Find the lines holding "Adsorption" and copy them.

▶ _Data in this exercise_:
━━━━━━━━━━━━━━━━
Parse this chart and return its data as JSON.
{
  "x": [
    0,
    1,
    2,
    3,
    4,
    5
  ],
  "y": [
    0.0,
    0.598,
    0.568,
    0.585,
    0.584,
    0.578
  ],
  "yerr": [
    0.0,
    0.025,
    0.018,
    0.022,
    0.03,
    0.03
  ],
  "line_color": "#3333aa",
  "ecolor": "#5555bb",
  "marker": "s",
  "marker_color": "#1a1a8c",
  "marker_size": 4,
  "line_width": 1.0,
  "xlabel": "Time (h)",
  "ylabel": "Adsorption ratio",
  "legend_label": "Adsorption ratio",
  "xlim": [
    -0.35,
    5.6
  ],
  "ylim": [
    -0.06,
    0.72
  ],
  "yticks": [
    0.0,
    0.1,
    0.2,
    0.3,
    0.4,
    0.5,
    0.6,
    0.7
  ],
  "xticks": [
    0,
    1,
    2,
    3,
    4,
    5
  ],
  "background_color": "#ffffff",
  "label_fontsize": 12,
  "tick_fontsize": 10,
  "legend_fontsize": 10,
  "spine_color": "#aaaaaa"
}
━━━━━━━━━━━━━━━━
▶ _Correct output_:
  "ylabel": "Adsorption ratio",
  "legend_label": "Adsorption ratio",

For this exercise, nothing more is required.